Exercise instructions
Reproduce the listing below without changes, except that pictures are left out.

Record list
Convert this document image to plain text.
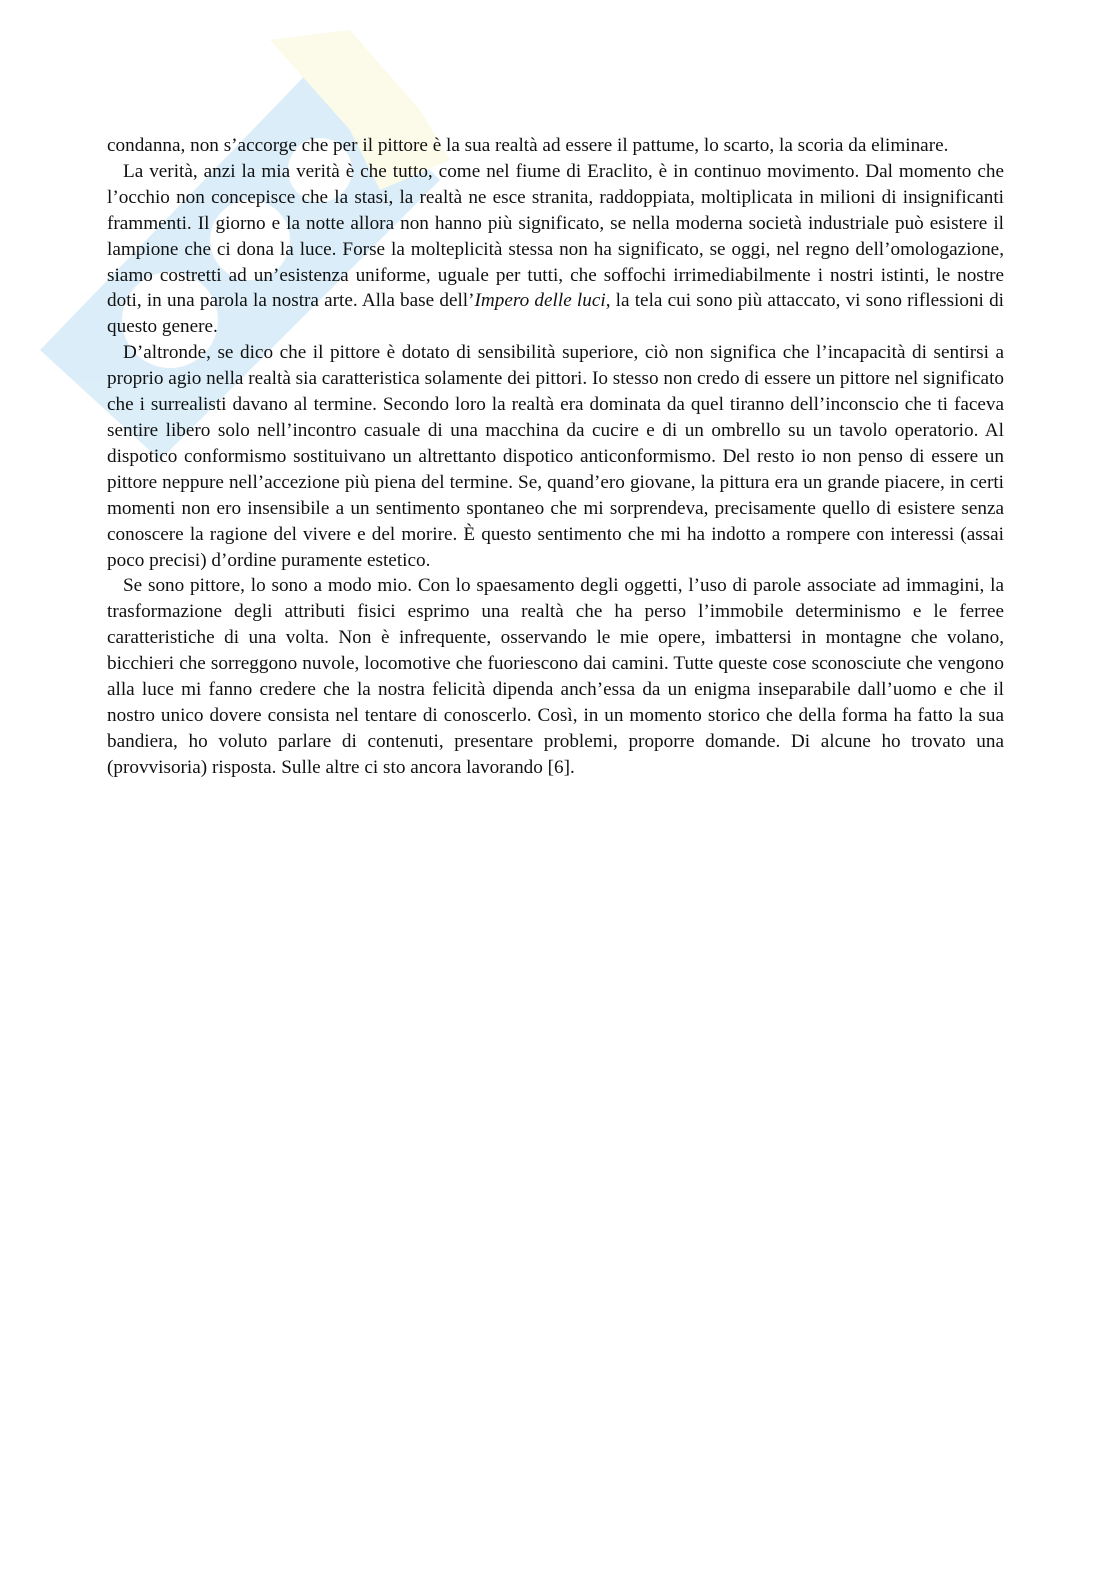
condanna, non s’accorge che per il pittore è la sua realtà ad essere il pattume, lo scarto, la scoria da eliminare.

La verità, anzi la mia verità è che tutto, come nel fiume di Eraclito, è in continuo movimento. Dal momento che l’occhio non concepisce che la stasi, la realtà ne esce stranita, raddoppiata, moltiplicata in milioni di insignificanti frammenti. Il giorno e la notte allora non hanno più significato, se nella moderna società industriale può esistere il lampione che ci dona la luce. Forse la molteplicità stessa non ha significato, se oggi, nel regno dell’omologazione, siamo costretti ad un’esistenza uniforme, uguale per tutti, che soffochi irrimediabilmente i nostri istinti, le nostre doti, in una parola la nostra arte. Alla base dell’Impero delle luci, la tela cui sono più attaccato, vi sono riflessioni di questo genere.

D’altronde, se dico che il pittore è dotato di sensibilità superiore, ciò non significa che l’incapacità di sentirsi a proprio agio nella realtà sia caratteristica solamente dei pittori. Io stesso non credo di essere un pittore nel significato che i surrealisti davano al termine. Secondo loro la realtà era dominata da quel tiranno dell’inconscio che ti faceva sentire libero solo nell’incontro casuale di una macchina da cucire e di un ombrello su un tavolo operatorio. Al dispotico conformismo sostituivano un altrettanto dispotico anticonformismo. Del resto io non penso di essere un pittore neppure nell’accezione più piena del termine. Se, quand’ero giovane, la pittura era un grande piacere, in certi momenti non ero insensibile a un sentimento spontaneo che mi sorprendeva, precisamente quello di esistere senza conoscere la ragione del vivere e del morire. È questo sentimento che mi ha indotto a rompere con interessi (assai poco precisi) d’ordine puramente estetico.

Se sono pittore, lo sono a modo mio. Con lo spaesamento degli oggetti, l’uso di parole associate ad immagini, la trasformazione degli attributi fisici esprimo una realtà che ha perso l’immobile determinismo e le ferree caratteristiche di una volta. Non è infrequente, osservando le mie opere, imbattersi in montagne che volano, bicchieri che sorreggono nuvole, locomotive che fuoriescono dai camini. Tutte queste cose sconosciute che vengono alla luce mi fanno credere che la nostra felicità dipenda anch’essa da un enigma inseparabile dall’uomo e che il nostro unico dovere consista nel tentare di conoscerlo. Così, in un momento storico che della forma ha fatto la sua bandiera, ho voluto parlare di contenuti, presentare problemi, proporre domande. Di alcune ho trovato una (provvisoria) risposta. Sulle altre ci sto ancora lavorando [6].
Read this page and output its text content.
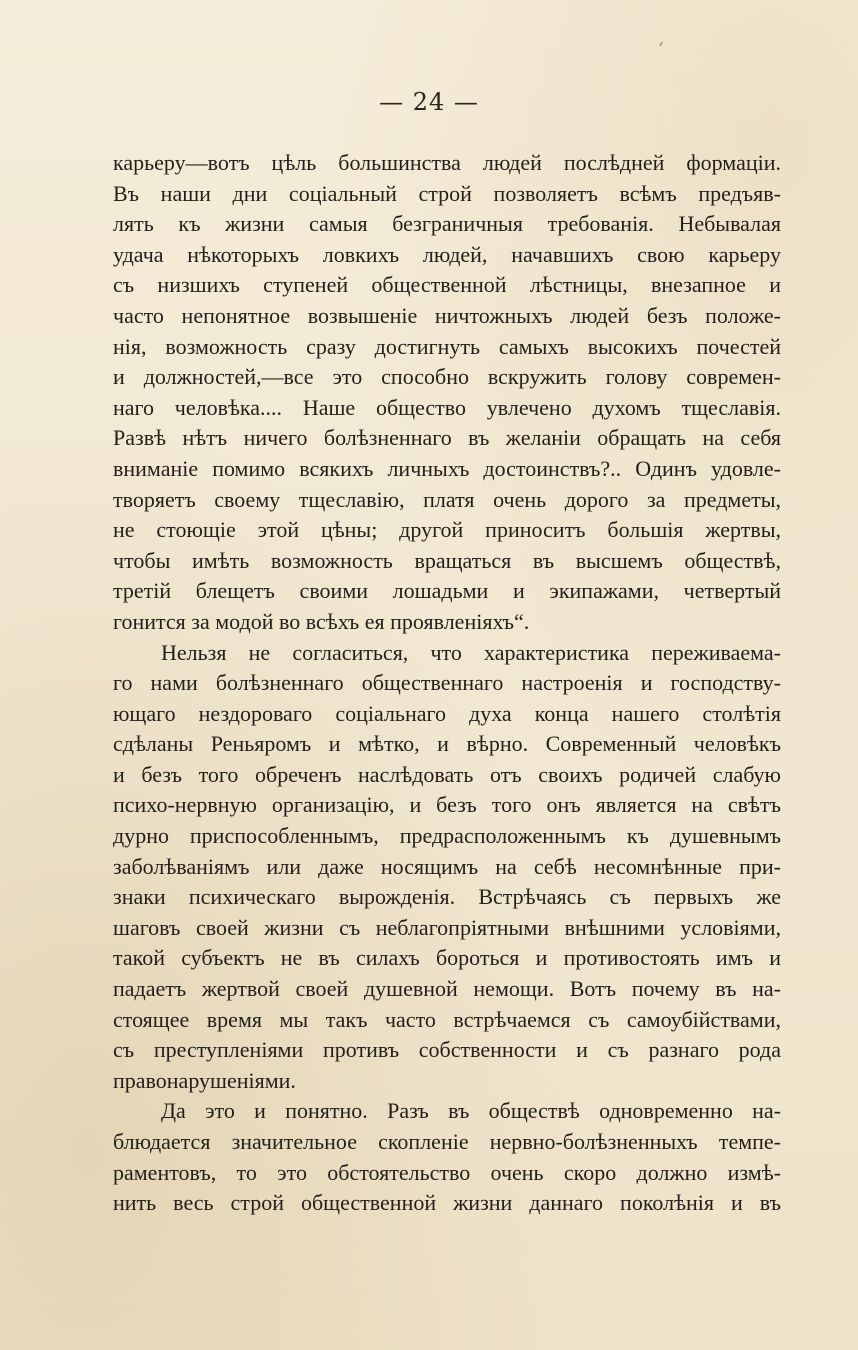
— 24 —
карьеру—вотъ цѣль большинства людей послѣдней формаціи.
Въ наши дни соціальный строй позволяетъ всѣмъ предъяв-
лять къ жизни самыя безграничныя требованія. Небывалая
удача нѣкоторыхъ ловкихъ людей, начавшихъ свою карьеру
съ низшихъ ступеней общественной лѣстницы, внезапное и
часто непонятное возвышеніе ничтожныхъ людей безъ положе-
нія, возможность сразу достигнуть самыхъ высокихъ почестей
и должностей,—все это способно вскружить голову современ-
наго человѣка.... Наше общество увлечено духомъ тщеславія.
Развѣ нѣтъ ничего болѣзненнаго въ желаніи обращать на себя
вниманіе помимо всякихъ личныхъ достоинствъ?.. Одинъ удовле-
творяетъ своему тщеславію, платя очень дорого за предметы,
не стоющіе этой цѣны; другой приноситъ большія жертвы,
чтобы имѣть возможность вращаться въ высшемъ обществѣ,
третій блещетъ своими лошадьми и экипажами, четвертый
гонится за модой во всѣхъ ея проявленіяхъ“.
Нельзя не согласиться, что характеристика переживаема-
го нами болѣзненнаго общественнаго настроенія и господству-
ющаго нездороваго соціальнаго духа конца нашего столѣтія
сдѣланы Реньяромъ и мѣтко, и вѣрно. Современный человѣкъ
и безъ того обреченъ наслѣдовать отъ своихъ родичей слабую
психо-нервную организацію, и безъ того онъ является на свѣтъ
дурно приспособленнымъ, предрасположеннымъ къ душевнымъ
заболѣваніямъ или даже носящимъ на себѣ несомнѣнные при-
знаки психическаго вырожденія. Встрѣчаясь съ первыхъ же
шаговъ своей жизни съ неблагопріятными внѣшними условіями,
такой субъектъ не въ силахъ бороться и противостоять имъ и
падаетъ жертвой своей душевной немощи. Вотъ почему въ на-
стоящее время мы такъ часто встрѣчаемся съ самоубійствами,
съ преступленіями противъ собственности и съ разнаго рода
правонарушеніями.
Да это и понятно. Разъ въ обществѣ одновременно на-
блюдается значительное скопленіе нервно-болѣзненныхъ темпе-
раментовъ, то это обстоятельство очень скоро должно измѣ-
нить весь строй общественной жизни даннаго поколѣнія и въ
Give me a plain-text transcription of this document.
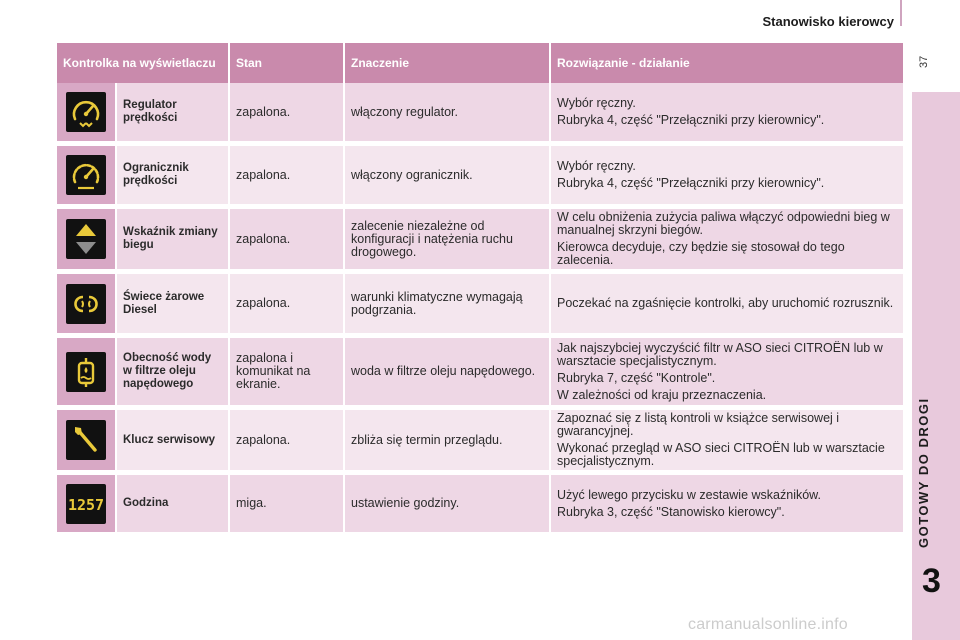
Stanowisko kierowcy
37
GOTOWY DO DROGI
3
Kontrolka na wyświetlaczu		Stan	Znaczenie	Rozwiązanie - działanie

	Regulator prędkości	zapalona.	włączony regulator.	Wybór ręczny.

Rubryka 4, część "Przełączniki przy kierownicy".

	Ogranicznik prędkości	zapalona.	włączony ogranicznik.	Wybór ręczny.

Rubryka 4, część "Przełączniki przy kierownicy".

	Wskaźnik zmiany biegu	zapalona.	zalecenie niezależne od konfiguracji i natężenia ruchu drogowego.	W celu obniżenia zużycia paliwa włączyć odpowiedni bieg w manualnej skrzyni biegów.

Kierowca decyduje, czy będzie się stosował do tego zalecenia.

	Świece żarowe Diesel	zapalona.	warunki klimatyczne wymagają podgrzania.	Poczekać na zgaśnięcie kontrolki, aby uruchomić rozrusznik.

	Obecność wody w filtrze oleju napędowego	zapalona i komunikat na ekranie.	woda w filtrze oleju napędowego.	Jak najszybciej wyczyścić filtr w ASO sieci CITROËN lub w warsztacie specjalistycznym.

Rubryka 7, część "Kontrole".

W zależności od kraju przeznaczenia.

	Klucz serwisowy	zapalona.	zbliża się termin przeglądu.	Zapoznać się z listą kontroli w książce serwisowej i gwarancyjnej.

Wykonać przegląd w ASO sieci CITROËN lub w warsztacie specjalistycznym.

1257	Godzina	miga.	ustawienie godziny.	Użyć lewego przycisku w zestawie wskaźników.

Rubryka 3, część "Stanowisko kierowcy".

carmanualsonline.info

Worked solution
Convert this document image to plain text.
condanna, non s’accorge che per il pittore è la sua realtà ad essere il pattume, lo scarto, la scoria da eliminare.

La verità, anzi la mia verità è che tutto, come nel fiume di Eraclito, è in continuo movimento. Dal momento che l’occhio non concepisce che la stasi, la realtà ne esce stranita, raddoppiata, moltiplicata in milioni di insignificanti frammenti. Il giorno e la notte allora non hanno più significato, se nella moderna società industriale può esistere il lampione che ci dona la luce. Forse la molteplicità stessa non ha significato, se oggi, nel regno dell’omologazione, siamo costretti ad un’esistenza uniforme, uguale per tutti, che soffochi irrimediabilmente i nostri istinti, le nostre doti, in una parola la nostra arte. Alla base dell’Impero delle luci, la tela cui sono più attaccato, vi sono riflessioni di questo genere.

D’altronde, se dico che il pittore è dotato di sensibilità superiore, ciò non significa che l’incapacità di sentirsi a proprio agio nella realtà sia caratteristica solamente dei pittori. Io stesso non credo di essere un pittore nel significato che i surrealisti davano al termine. Secondo loro la realtà era dominata da quel tiranno dell’inconscio che ti faceva sentire libero solo nell’incontro casuale di una macchina da cucire e di un ombrello su un tavolo operatorio. Al dispotico conformismo sostituivano un altrettanto dispotico anticonformismo. Del resto io non penso di essere un pittore neppure nell’accezione più piena del termine. Se, quand’ero giovane, la pittura era un grande piacere, in certi momenti non ero insensibile a un sentimento spontaneo che mi sorprendeva, precisamente quello di esistere senza conoscere la ragione del vivere e del morire. È questo sentimento che mi ha indotto a rompere con interessi (assai poco precisi) d’ordine puramente estetico.

Se sono pittore, lo sono a modo mio. Con lo spaesamento degli oggetti, l’uso di parole associate ad immagini, la trasformazione degli attributi fisici esprimo una realtà che ha perso l’immobile determinismo e le ferree caratteristiche di una volta. Non è infrequente, osservando le mie opere, imbattersi in montagne che volano, bicchieri che sorreggono nuvole, locomotive che fuoriescono dai camini. Tutte queste cose sconosciute che vengono alla luce mi fanno credere che la nostra felicità dipenda anch’essa da un enigma inseparabile dall’uomo e che il nostro unico dovere consista nel tentare di conoscerlo. Così, in un momento storico che della forma ha fatto la sua bandiera, ho voluto parlare di contenuti, presentare problemi, proporre domande. Di alcune ho trovato una (provvisoria) risposta. Sulle altre ci sto ancora lavorando [6].
Read this page and output its text content.
— 24 —
карьеру—вотъ цѣль большинства людей послѣдней формаціи.
Въ наши дни соціальный строй позволяетъ всѣмъ предъяв-
лять къ жизни самыя безграничныя требованія. Небывалая
удача нѣкоторыхъ ловкихъ людей, начавшихъ свою карьеру
съ низшихъ ступеней общественной лѣстницы, внезапное и
часто непонятное возвышеніе ничтожныхъ людей безъ положе-
нія, возможность сразу достигнуть самыхъ высокихъ почестей
и должностей,—все это способно вскружить голову современ-
наго человѣка.... Наше общество увлечено духомъ тщеславія.
Развѣ нѣтъ ничего болѣзненнаго въ желаніи обращать на себя
вниманіе помимо всякихъ личныхъ достоинствъ?.. Одинъ удовле-
творяетъ своему тщеславію, платя очень дорого за предметы,
не стоющіе этой цѣны; другой приноситъ большія жертвы,
чтобы имѣть возможность вращаться въ высшемъ обществѣ,
третій блещетъ своими лошадьми и экипажами, четвертый
гонится за модой во всѣхъ ея проявленіяхъ“.
Нельзя не согласиться, что характеристика переживаема-
го нами болѣзненнаго общественнаго настроенія и господству-
ющаго нездороваго соціальнаго духа конца нашего столѣтія
сдѣланы Реньяромъ и мѣтко, и вѣрно. Современный человѣкъ
и безъ того обреченъ наслѣдовать отъ своихъ родичей слабую
психо-нервную организацію, и безъ того онъ является на свѣтъ
дурно приспособленнымъ, предрасположеннымъ къ душевнымъ
заболѣваніямъ или даже носящимъ на себѣ несомнѣнные при-
знаки психическаго вырожденія. Встрѣчаясь съ первыхъ же
шаговъ своей жизни съ неблагопріятными внѣшними условіями,
такой субъектъ не въ силахъ бороться и противостоять имъ и
падаетъ жертвой своей душевной немощи. Вотъ почему въ на-
стоящее время мы такъ часто встрѣчаемся съ самоубійствами,
съ преступленіями противъ собственности и съ разнаго рода
правонарушеніями.
Да это и понятно. Разъ въ обществѣ одновременно на-
блюдается значительное скопленіе нервно-болѣзненныхъ темпе-
раментовъ, то это обстоятельство очень скоро должно измѣ-
нить весь строй общественной жизни даннаго поколѣнія и въ
Give me a plain-text transcription of this document.
Stanowisko kierowcy
37
GOTOWY DO DROGI
3
Kontrolka na wyświetlaczu		Stan	Znaczenie	Rozwiązanie - działanie

	Regulator prędkości	zapalona.	włączony regulator.	Wybór ręczny.

Rubryka 4, część "Przełączniki przy kierownicy".

	Ogranicznik prędkości	zapalona.	włączony ogranicznik.	Wybór ręczny.

Rubryka 4, część "Przełączniki przy kierownicy".

	Wskaźnik zmiany biegu	zapalona.	zalecenie niezależne od konfiguracji i natężenia ruchu drogowego.	W celu obniżenia zużycia paliwa włączyć odpowiedni bieg w manualnej skrzyni biegów.

Kierowca decyduje, czy będzie się stosował do tego zalecenia.

	Świece żarowe Diesel	zapalona.	warunki klimatyczne wymagają podgrzania.	Poczekać na zgaśnięcie kontrolki, aby uruchomić rozrusznik.

	Obecność wody w filtrze oleju napędowego	zapalona i komunikat na ekranie.	woda w filtrze oleju napędowego.	Jak najszybciej wyczyścić filtr w ASO sieci CITROËN lub w warsztacie specjalistycznym.

Rubryka 7, część "Kontrole".

W zależności od kraju przeznaczenia.

	Klucz serwisowy	zapalona.	zbliża się termin przeglądu.	Zapoznać się z listą kontroli w książce serwisowej i gwarancyjnej.

Wykonać przegląd w ASO sieci CITROËN lub w warsztacie specjalistycznym.

1257	Godzina	miga.	ustawienie godziny.	Użyć lewego przycisku w zestawie wskaźników.

Rubryka 3, część "Stanowisko kierowcy".

carmanualsonline.info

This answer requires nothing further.